Stored items from a collection
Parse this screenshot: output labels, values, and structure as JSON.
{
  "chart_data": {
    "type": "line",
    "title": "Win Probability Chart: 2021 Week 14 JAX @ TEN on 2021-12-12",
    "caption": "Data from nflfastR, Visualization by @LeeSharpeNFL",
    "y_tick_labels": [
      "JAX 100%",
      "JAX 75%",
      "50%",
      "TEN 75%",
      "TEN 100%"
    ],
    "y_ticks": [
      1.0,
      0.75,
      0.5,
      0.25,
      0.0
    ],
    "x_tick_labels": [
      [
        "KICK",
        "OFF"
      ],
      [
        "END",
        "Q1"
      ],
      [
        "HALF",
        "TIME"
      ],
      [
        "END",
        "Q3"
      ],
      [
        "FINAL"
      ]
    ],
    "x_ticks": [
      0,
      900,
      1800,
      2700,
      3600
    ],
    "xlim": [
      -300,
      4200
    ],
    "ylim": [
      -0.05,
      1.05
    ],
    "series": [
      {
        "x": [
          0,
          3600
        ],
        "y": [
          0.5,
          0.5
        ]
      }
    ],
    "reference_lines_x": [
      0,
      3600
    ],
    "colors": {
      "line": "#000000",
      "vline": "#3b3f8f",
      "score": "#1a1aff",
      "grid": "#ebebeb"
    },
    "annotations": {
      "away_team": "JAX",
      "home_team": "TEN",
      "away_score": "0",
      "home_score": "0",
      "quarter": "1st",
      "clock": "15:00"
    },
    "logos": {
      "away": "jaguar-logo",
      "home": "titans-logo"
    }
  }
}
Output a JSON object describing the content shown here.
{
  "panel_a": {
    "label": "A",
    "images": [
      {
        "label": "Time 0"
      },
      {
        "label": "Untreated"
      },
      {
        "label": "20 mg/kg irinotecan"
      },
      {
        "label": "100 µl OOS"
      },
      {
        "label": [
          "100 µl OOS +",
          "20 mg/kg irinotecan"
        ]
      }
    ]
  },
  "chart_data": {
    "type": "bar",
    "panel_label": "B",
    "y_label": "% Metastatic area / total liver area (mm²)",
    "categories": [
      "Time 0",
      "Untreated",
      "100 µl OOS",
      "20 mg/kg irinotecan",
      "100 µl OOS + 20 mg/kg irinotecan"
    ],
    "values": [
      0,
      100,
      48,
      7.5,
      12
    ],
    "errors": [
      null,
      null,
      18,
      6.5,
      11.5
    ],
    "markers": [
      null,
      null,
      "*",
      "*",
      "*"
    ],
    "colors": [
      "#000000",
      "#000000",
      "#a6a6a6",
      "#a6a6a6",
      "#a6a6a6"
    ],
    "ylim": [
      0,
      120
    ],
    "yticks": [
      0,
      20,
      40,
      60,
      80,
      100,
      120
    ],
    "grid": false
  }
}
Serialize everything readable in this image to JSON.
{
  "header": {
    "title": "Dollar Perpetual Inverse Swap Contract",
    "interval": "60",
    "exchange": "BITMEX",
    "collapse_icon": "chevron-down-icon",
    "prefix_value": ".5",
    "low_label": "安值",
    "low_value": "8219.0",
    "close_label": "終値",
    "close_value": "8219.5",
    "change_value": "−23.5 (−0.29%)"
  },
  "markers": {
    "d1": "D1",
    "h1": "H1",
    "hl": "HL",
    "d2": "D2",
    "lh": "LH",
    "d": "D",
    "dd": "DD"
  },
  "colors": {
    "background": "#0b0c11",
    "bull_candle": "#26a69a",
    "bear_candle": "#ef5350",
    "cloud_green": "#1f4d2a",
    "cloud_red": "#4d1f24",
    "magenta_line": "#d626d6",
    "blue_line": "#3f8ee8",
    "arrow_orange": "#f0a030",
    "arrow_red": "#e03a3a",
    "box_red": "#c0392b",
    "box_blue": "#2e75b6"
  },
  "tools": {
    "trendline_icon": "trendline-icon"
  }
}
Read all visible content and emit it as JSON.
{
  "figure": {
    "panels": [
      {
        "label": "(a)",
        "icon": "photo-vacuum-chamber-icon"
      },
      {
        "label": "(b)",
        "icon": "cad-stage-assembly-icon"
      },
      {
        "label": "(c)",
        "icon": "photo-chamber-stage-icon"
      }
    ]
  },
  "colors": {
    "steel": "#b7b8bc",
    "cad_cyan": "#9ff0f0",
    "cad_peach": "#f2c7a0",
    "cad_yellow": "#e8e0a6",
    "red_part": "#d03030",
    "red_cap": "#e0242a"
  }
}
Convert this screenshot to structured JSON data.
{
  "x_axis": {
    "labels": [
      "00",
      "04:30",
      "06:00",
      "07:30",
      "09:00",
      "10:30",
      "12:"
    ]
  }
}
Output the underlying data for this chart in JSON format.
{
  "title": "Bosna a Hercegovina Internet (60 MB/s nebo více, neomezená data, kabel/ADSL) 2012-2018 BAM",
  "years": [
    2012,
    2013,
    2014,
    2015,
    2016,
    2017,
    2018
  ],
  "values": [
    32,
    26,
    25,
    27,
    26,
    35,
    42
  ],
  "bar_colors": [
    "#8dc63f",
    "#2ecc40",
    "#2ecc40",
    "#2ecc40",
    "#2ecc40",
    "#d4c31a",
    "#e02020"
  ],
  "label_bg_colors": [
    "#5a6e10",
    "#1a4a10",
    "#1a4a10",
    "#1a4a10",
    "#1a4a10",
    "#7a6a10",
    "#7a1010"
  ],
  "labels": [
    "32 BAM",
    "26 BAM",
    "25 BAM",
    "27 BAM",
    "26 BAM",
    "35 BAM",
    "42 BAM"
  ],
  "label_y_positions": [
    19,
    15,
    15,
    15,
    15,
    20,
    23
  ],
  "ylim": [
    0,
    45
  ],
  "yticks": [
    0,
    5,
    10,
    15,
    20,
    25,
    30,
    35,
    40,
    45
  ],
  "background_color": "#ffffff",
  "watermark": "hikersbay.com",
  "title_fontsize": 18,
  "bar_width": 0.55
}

What you are asked to do => Take the listing above and write it out again exactly.

Exercise response =>
Parse this screenshot: output labels, values, and structure as JSON.
{
  "chart_data": {
    "type": "line",
    "title": "Win Probability Chart: 2021 Week 14 JAX @ TEN on 2021-12-12",
    "caption": "Data from nflfastR, Visualization by @LeeSharpeNFL",
    "y_tick_labels": [
      "JAX 100%",
      "JAX 75%",
      "50%",
      "TEN 75%",
      "TEN 100%"
    ],
    "y_ticks": [
      1.0,
      0.75,
      0.5,
      0.25,
      0.0
    ],
    "x_tick_labels": [
      [
        "KICK",
        "OFF"
      ],
      [
        "END",
        "Q1"
      ],
      [
        "HALF",
        "TIME"
      ],
      [
        "END",
        "Q3"
      ],
      [
        "FINAL"
      ]
    ],
    "x_ticks": [
      0,
      900,
      1800,
      2700,
      3600
    ],
    "xlim": [
      -300,
      4200
    ],
    "ylim": [
      -0.05,
      1.05
    ],
    "series": [
      {
        "x": [
          0,
          3600
        ],
        "y": [
          0.5,
          0.5
        ]
      }
    ],
    "reference_lines_x": [
      0,
      3600
    ],
    "colors": {
      "line": "#000000",
      "vline": "#3b3f8f",
      "score": "#1a1aff",
      "grid": "#ebebeb"
    },
    "annotations": {
      "away_team": "JAX",
      "home_team": "TEN",
      "away_score": "0",
      "home_score": "0",
      "quarter": "1st",
      "clock": "15:00"
    },
    "logos": {
      "away": "jaguar-logo",
      "home": "titans-logo"
    }
  }
}
Output a JSON object describing the content shown here.
{
  "panel_a": {
    "label": "A",
    "images": [
      {
        "label": "Time 0"
      },
      {
        "label": "Untreated"
      },
      {
        "label": "20 mg/kg irinotecan"
      },
      {
        "label": "100 µl OOS"
      },
      {
        "label": [
          "100 µl OOS +",
          "20 mg/kg irinotecan"
        ]
      }
    ]
  },
  "chart_data": {
    "type": "bar",
    "panel_label": "B",
    "y_label": "% Metastatic area / total liver area (mm²)",
    "categories": [
      "Time 0",
      "Untreated",
      "100 µl OOS",
      "20 mg/kg irinotecan",
      "100 µl OOS + 20 mg/kg irinotecan"
    ],
    "values": [
      0,
      100,
      48,
      7.5,
      12
    ],
    "errors": [
      null,
      null,
      18,
      6.5,
      11.5
    ],
    "markers": [
      null,
      null,
      "*",
      "*",
      "*"
    ],
    "colors": [
      "#000000",
      "#000000",
      "#a6a6a6",
      "#a6a6a6",
      "#a6a6a6"
    ],
    "ylim": [
      0,
      120
    ],
    "yticks": [
      0,
      20,
      40,
      60,
      80,
      100,
      120
    ],
    "grid": false
  }
}
Serialize everything readable in this image to JSON.
{
  "header": {
    "title": "Dollar Perpetual Inverse Swap Contract",
    "interval": "60",
    "exchange": "BITMEX",
    "collapse_icon": "chevron-down-icon",
    "prefix_value": ".5",
    "low_label": "安值",
    "low_value": "8219.0",
    "close_label": "終値",
    "close_value": "8219.5",
    "change_value": "−23.5 (−0.29%)"
  },
  "markers": {
    "d1": "D1",
    "h1": "H1",
    "hl": "HL",
    "d2": "D2",
    "lh": "LH",
    "d": "D",
    "dd": "DD"
  },
  "colors": {
    "background": "#0b0c11",
    "bull_candle": "#26a69a",
    "bear_candle": "#ef5350",
    "cloud_green": "#1f4d2a",
    "cloud_red": "#4d1f24",
    "magenta_line": "#d626d6",
    "blue_line": "#3f8ee8",
    "arrow_orange": "#f0a030",
    "arrow_red": "#e03a3a",
    "box_red": "#c0392b",
    "box_blue": "#2e75b6"
  },
  "tools": {
    "trendline_icon": "trendline-icon"
  }
}
Read all visible content and emit it as JSON.
{
  "figure": {
    "panels": [
      {
        "label": "(a)",
        "icon": "photo-vacuum-chamber-icon"
      },
      {
        "label": "(b)",
        "icon": "cad-stage-assembly-icon"
      },
      {
        "label": "(c)",
        "icon": "photo-chamber-stage-icon"
      }
    ]
  },
  "colors": {
    "steel": "#b7b8bc",
    "cad_cyan": "#9ff0f0",
    "cad_peach": "#f2c7a0",
    "cad_yellow": "#e8e0a6",
    "red_part": "#d03030",
    "red_cap": "#e0242a"
  }
}
Convert this screenshot to structured JSON data.
{
  "x_axis": {
    "labels": [
      "00",
      "04:30",
      "06:00",
      "07:30",
      "09:00",
      "10:30",
      "12:"
    ]
  }
}
Output the underlying data for this chart in JSON format.
{
  "title": "Bosna a Hercegovina Internet (60 MB/s nebo více, neomezená data, kabel/ADSL) 2012-2018 BAM",
  "years": [
    2012,
    2013,
    2014,
    2015,
    2016,
    2017,
    2018
  ],
  "values": [
    32,
    26,
    25,
    27,
    26,
    35,
    42
  ],
  "bar_colors": [
    "#8dc63f",
    "#2ecc40",
    "#2ecc40",
    "#2ecc40",
    "#2ecc40",
    "#d4c31a",
    "#e02020"
  ],
  "label_bg_colors": [
    "#5a6e10",
    "#1a4a10",
    "#1a4a10",
    "#1a4a10",
    "#1a4a10",
    "#7a6a10",
    "#7a1010"
  ],
  "labels": [
    "32 BAM",
    "26 BAM",
    "25 BAM",
    "27 BAM",
    "26 BAM",
    "35 BAM",
    "42 BAM"
  ],
  "label_y_positions": [
    19,
    15,
    15,
    15,
    15,
    20,
    23
  ],
  "ylim": [
    0,
    45
  ],
  "yticks": [
    0,
    5,
    10,
    15,
    20,
    25,
    30,
    35,
    40,
    45
  ],
  "background_color": "#ffffff",
  "watermark": "hikersbay.com",
  "title_fontsize": 18,
  "bar_width": 0.55
}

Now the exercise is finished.